SUPPLIED RECORDS:
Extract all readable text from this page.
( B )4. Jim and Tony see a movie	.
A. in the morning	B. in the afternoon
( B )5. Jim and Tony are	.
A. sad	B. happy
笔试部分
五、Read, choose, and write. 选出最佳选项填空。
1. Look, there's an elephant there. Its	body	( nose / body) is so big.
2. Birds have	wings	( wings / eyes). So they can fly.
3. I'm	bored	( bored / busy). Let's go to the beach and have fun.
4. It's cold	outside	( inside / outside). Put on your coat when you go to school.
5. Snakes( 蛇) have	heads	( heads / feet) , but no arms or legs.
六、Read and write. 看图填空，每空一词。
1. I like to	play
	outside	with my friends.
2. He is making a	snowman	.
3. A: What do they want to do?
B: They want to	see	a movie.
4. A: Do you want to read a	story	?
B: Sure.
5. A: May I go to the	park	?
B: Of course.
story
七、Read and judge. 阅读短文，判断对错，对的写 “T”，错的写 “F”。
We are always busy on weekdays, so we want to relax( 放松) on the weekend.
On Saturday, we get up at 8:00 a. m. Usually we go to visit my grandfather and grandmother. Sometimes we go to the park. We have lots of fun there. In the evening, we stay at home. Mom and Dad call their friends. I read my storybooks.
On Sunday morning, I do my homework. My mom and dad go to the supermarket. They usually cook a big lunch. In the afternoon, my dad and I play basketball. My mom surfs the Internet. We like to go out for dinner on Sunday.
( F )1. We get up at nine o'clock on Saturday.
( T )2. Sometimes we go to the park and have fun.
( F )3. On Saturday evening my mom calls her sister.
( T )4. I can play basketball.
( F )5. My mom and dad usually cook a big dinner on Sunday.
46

---

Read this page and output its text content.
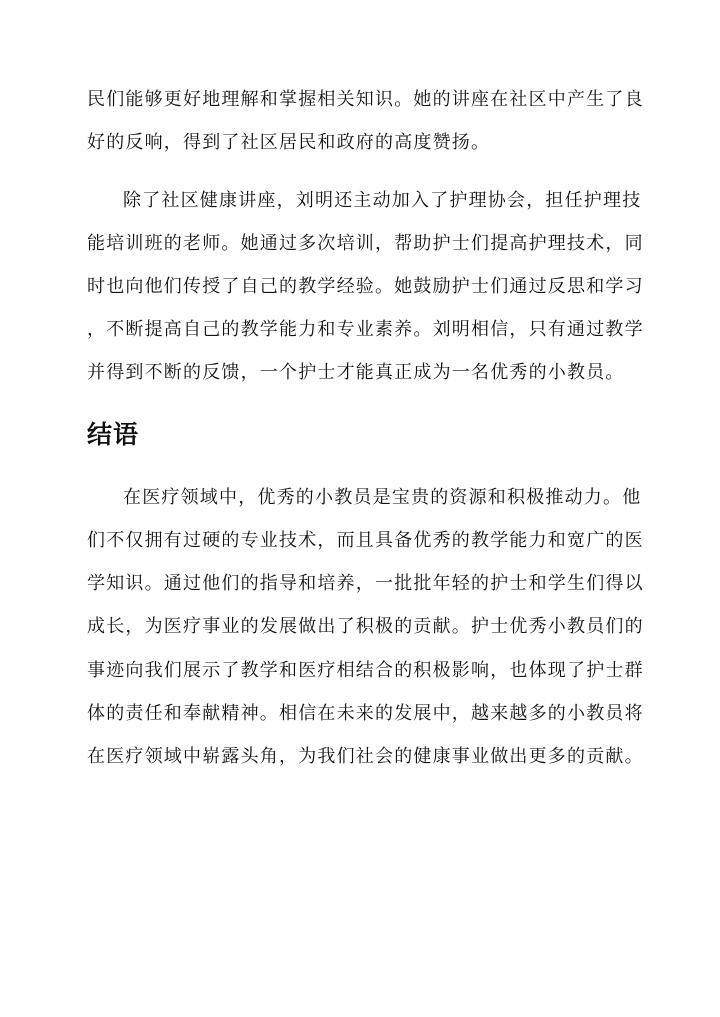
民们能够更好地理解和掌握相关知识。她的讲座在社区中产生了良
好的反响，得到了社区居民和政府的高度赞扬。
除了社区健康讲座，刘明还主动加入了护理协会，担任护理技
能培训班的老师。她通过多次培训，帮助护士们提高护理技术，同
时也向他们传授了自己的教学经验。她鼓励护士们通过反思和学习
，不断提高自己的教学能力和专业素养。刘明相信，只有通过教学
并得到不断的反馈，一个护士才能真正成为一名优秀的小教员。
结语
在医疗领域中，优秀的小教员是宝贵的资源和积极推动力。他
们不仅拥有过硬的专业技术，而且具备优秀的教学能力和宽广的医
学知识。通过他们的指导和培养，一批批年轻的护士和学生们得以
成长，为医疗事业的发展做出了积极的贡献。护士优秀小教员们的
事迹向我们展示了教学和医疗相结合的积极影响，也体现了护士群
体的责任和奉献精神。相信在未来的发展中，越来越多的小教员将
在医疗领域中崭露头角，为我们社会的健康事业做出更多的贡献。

...

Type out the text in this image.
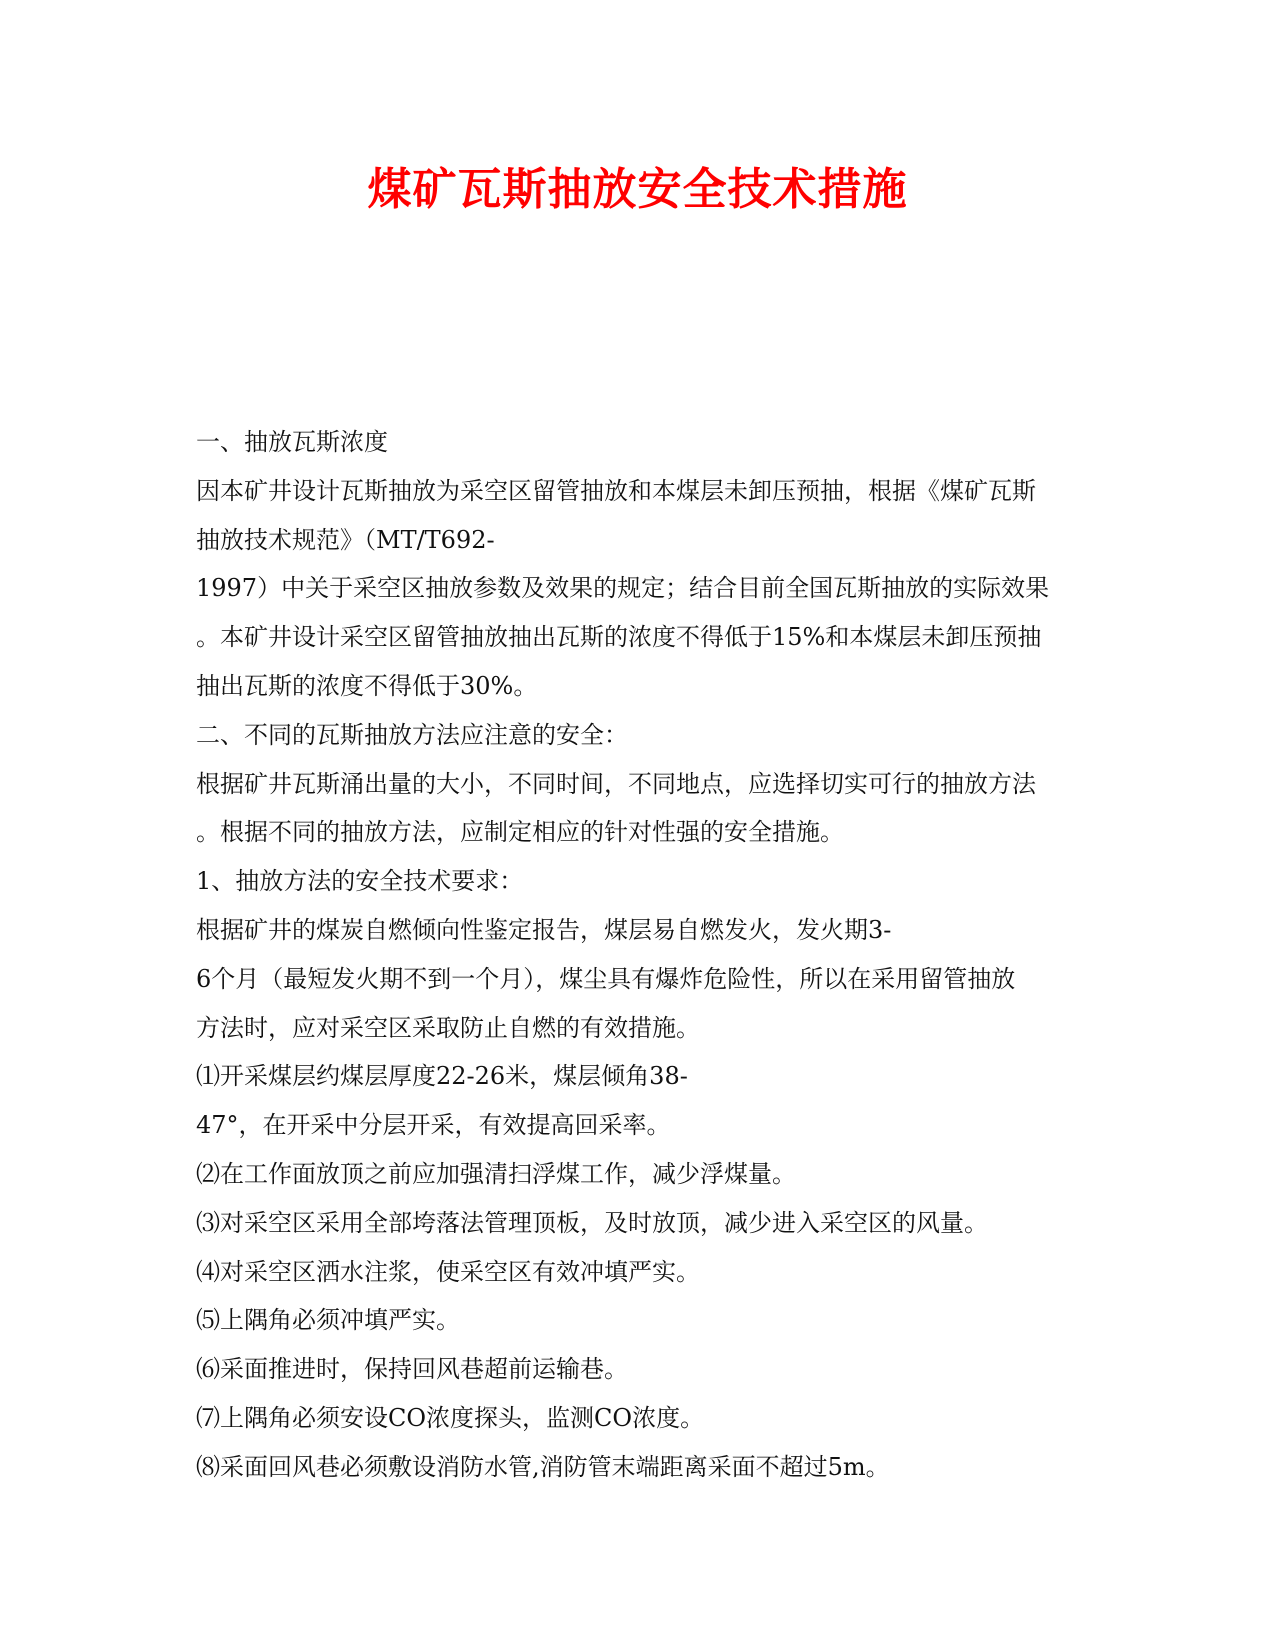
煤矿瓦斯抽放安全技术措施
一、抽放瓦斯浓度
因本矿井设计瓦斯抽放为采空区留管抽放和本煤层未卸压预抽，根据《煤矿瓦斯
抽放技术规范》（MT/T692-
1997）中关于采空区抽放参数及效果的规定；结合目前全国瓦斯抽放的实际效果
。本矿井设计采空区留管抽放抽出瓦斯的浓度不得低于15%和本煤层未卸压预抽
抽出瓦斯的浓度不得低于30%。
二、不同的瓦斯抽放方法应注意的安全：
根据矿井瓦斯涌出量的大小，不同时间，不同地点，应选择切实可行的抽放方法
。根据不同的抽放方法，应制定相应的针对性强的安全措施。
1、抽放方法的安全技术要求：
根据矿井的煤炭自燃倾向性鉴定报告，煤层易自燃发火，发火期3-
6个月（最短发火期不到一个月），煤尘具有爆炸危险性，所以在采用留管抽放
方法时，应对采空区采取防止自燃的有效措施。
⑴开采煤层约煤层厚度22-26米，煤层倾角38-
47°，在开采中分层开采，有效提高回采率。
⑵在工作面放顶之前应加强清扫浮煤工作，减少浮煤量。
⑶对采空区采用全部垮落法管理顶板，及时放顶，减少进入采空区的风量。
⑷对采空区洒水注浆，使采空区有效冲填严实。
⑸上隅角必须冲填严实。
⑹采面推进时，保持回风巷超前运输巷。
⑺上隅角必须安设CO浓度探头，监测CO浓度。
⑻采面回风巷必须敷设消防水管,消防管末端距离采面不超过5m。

GIVEN PROBLEM:
Reply with nothing except the number of lines in the listing above that include "friends".

FINISHED TASK:
2